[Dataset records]
______

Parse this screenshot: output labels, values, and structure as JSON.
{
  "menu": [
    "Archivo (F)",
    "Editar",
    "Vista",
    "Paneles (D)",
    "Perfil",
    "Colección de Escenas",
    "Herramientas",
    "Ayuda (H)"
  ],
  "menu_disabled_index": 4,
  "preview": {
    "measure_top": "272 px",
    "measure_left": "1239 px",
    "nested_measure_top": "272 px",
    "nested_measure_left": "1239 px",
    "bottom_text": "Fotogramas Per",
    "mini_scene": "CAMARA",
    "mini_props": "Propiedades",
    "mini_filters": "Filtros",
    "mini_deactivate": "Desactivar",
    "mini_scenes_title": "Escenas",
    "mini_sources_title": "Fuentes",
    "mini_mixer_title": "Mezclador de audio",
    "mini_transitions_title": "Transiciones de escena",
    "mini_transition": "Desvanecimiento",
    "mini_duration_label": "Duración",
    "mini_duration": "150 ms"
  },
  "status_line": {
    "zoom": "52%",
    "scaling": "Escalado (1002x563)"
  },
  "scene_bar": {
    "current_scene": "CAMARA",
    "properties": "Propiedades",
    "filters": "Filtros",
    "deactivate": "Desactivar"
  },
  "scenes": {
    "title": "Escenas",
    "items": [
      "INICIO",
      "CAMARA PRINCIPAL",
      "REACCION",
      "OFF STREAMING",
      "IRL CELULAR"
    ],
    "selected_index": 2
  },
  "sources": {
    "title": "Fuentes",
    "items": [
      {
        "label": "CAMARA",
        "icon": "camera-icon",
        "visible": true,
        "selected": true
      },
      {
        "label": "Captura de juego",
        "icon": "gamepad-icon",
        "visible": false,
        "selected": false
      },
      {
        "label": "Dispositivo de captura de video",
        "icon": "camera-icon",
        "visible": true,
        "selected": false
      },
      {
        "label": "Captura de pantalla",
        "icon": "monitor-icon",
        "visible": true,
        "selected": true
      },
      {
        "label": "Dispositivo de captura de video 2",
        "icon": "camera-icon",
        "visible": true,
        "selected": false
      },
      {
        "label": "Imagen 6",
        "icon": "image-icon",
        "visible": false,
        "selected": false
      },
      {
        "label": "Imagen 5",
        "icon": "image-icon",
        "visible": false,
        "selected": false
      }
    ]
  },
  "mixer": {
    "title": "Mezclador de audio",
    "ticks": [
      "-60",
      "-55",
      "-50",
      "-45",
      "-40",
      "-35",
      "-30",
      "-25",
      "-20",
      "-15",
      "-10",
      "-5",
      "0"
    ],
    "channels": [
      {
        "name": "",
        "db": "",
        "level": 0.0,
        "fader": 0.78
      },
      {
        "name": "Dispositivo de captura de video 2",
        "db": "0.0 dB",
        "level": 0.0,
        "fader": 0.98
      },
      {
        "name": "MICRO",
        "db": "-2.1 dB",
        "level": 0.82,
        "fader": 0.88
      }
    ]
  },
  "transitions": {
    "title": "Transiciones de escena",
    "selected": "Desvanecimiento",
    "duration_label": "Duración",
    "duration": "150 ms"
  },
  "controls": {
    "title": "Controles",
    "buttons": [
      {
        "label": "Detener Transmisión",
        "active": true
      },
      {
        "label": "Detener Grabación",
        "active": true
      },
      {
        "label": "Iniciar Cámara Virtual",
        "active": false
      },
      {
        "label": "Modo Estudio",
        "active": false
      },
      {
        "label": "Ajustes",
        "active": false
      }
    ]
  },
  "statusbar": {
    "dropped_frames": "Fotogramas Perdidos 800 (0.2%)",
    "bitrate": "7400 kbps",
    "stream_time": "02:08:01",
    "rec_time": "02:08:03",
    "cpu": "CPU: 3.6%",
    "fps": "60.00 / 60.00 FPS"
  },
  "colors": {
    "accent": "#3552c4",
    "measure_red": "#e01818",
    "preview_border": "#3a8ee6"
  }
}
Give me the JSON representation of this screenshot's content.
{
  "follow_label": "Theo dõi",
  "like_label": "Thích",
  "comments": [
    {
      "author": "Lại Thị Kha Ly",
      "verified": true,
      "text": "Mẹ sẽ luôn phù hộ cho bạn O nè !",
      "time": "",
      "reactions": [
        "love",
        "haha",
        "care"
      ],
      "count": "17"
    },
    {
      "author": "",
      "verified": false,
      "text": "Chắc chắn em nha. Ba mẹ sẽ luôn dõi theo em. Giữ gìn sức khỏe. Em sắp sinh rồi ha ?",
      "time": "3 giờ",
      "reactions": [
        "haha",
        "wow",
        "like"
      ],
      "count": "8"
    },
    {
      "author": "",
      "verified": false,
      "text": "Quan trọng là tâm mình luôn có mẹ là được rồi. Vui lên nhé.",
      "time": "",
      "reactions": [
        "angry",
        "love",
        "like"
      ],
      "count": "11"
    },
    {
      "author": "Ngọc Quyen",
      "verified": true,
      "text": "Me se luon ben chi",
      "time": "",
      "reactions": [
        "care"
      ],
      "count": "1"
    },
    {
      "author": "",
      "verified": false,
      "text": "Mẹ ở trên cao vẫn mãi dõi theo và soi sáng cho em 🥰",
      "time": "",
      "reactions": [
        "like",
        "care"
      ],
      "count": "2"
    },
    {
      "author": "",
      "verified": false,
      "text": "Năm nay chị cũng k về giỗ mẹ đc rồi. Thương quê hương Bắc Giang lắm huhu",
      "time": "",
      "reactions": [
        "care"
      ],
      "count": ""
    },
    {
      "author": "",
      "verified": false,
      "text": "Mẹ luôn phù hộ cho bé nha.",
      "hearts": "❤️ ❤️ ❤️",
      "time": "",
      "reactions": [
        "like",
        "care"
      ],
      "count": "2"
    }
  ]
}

______

To be done » Recite the full listing above exactly.

The response »
Parse this screenshot: output labels, values, and structure as JSON.
{
  "menu": [
    "Archivo (F)",
    "Editar",
    "Vista",
    "Paneles (D)",
    "Perfil",
    "Colección de Escenas",
    "Herramientas",
    "Ayuda (H)"
  ],
  "menu_disabled_index": 4,
  "preview": {
    "measure_top": "272 px",
    "measure_left": "1239 px",
    "nested_measure_top": "272 px",
    "nested_measure_left": "1239 px",
    "bottom_text": "Fotogramas Per",
    "mini_scene": "CAMARA",
    "mini_props": "Propiedades",
    "mini_filters": "Filtros",
    "mini_deactivate": "Desactivar",
    "mini_scenes_title": "Escenas",
    "mini_sources_title": "Fuentes",
    "mini_mixer_title": "Mezclador de audio",
    "mini_transitions_title": "Transiciones de escena",
    "mini_transition": "Desvanecimiento",
    "mini_duration_label": "Duración",
    "mini_duration": "150 ms"
  },
  "status_line": {
    "zoom": "52%",
    "scaling": "Escalado (1002x563)"
  },
  "scene_bar": {
    "current_scene": "CAMARA",
    "properties": "Propiedades",
    "filters": "Filtros",
    "deactivate": "Desactivar"
  },
  "scenes": {
    "title": "Escenas",
    "items": [
      "INICIO",
      "CAMARA PRINCIPAL",
      "REACCION",
      "OFF STREAMING",
      "IRL CELULAR"
    ],
    "selected_index": 2
  },
  "sources": {
    "title": "Fuentes",
    "items": [
      {
        "label": "CAMARA",
        "icon": "camera-icon",
        "visible": true,
        "selected": true
      },
      {
        "label": "Captura de juego",
        "icon": "gamepad-icon",
        "visible": false,
        "selected": false
      },
      {
        "label": "Dispositivo de captura de video",
        "icon": "camera-icon",
        "visible": true,
        "selected": false
      },
      {
        "label": "Captura de pantalla",
        "icon": "monitor-icon",
        "visible": true,
        "selected": true
      },
      {
        "label": "Dispositivo de captura de video 2",
        "icon": "camera-icon",
        "visible": true,
        "selected": false
      },
      {
        "label": "Imagen 6",
        "icon": "image-icon",
        "visible": false,
        "selected": false
      },
      {
        "label": "Imagen 5",
        "icon": "image-icon",
        "visible": false,
        "selected": false
      }
    ]
  },
  "mixer": {
    "title": "Mezclador de audio",
    "ticks": [
      "-60",
      "-55",
      "-50",
      "-45",
      "-40",
      "-35",
      "-30",
      "-25",
      "-20",
      "-15",
      "-10",
      "-5",
      "0"
    ],
    "channels": [
      {
        "name": "",
        "db": "",
        "level": 0.0,
        "fader": 0.78
      },
      {
        "name": "Dispositivo de captura de video 2",
        "db": "0.0 dB",
        "level": 0.0,
        "fader": 0.98
      },
      {
        "name": "MICRO",
        "db": "-2.1 dB",
        "level": 0.82,
        "fader": 0.88
      }
    ]
  },
  "transitions": {
    "title": "Transiciones de escena",
    "selected": "Desvanecimiento",
    "duration_label": "Duración",
    "duration": "150 ms"
  },
  "controls": {
    "title": "Controles",
    "buttons": [
      {
        "label": "Detener Transmisión",
        "active": true
      },
      {
        "label": "Detener Grabación",
        "active": true
      },
      {
        "label": "Iniciar Cámara Virtual",
        "active": false
      },
      {
        "label": "Modo Estudio",
        "active": false
      },
      {
        "label": "Ajustes",
        "active": false
      }
    ]
  },
  "statusbar": {
    "dropped_frames": "Fotogramas Perdidos 800 (0.2%)",
    "bitrate": "7400 kbps",
    "stream_time": "02:08:01",
    "rec_time": "02:08:03",
    "cpu": "CPU: 3.6%",
    "fps": "60.00 / 60.00 FPS"
  },
  "colors": {
    "accent": "#3552c4",
    "measure_red": "#e01818",
    "preview_border": "#3a8ee6"
  }
}
Give me the JSON representation of this screenshot's content.
{
  "follow_label": "Theo dõi",
  "like_label": "Thích",
  "comments": [
    {
      "author": "Lại Thị Kha Ly",
      "verified": true,
      "text": "Mẹ sẽ luôn phù hộ cho bạn O nè !",
      "time": "",
      "reactions": [
        "love",
        "haha",
        "care"
      ],
      "count": "17"
    },
    {
      "author": "",
      "verified": false,
      "text": "Chắc chắn em nha. Ba mẹ sẽ luôn dõi theo em. Giữ gìn sức khỏe. Em sắp sinh rồi ha ?",
      "time": "3 giờ",
      "reactions": [
        "haha",
        "wow",
        "like"
      ],
      "count": "8"
    },
    {
      "author": "",
      "verified": false,
      "text": "Quan trọng là tâm mình luôn có mẹ là được rồi. Vui lên nhé.",
      "time": "",
      "reactions": [
        "angry",
        "love",
        "like"
      ],
      "count": "11"
    },
    {
      "author": "Ngọc Quyen",
      "verified": true,
      "text": "Me se luon ben chi",
      "time": "",
      "reactions": [
        "care"
      ],
      "count": "1"
    },
    {
      "author": "",
      "verified": false,
      "text": "Mẹ ở trên cao vẫn mãi dõi theo và soi sáng cho em 🥰",
      "time": "",
      "reactions": [
        "like",
        "care"
      ],
      "count": "2"
    },
    {
      "author": "",
      "verified": false,
      "text": "Năm nay chị cũng k về giỗ mẹ đc rồi. Thương quê hương Bắc Giang lắm huhu",
      "time": "",
      "reactions": [
        "care"
      ],
      "count": ""
    },
    {
      "author": "",
      "verified": false,
      "text": "Mẹ luôn phù hộ cho bé nha.",
      "hearts": "❤️ ❤️ ❤️",
      "time": "",
      "reactions": [
        "like",
        "care"
      ],
      "count": "2"
    }
  ]
}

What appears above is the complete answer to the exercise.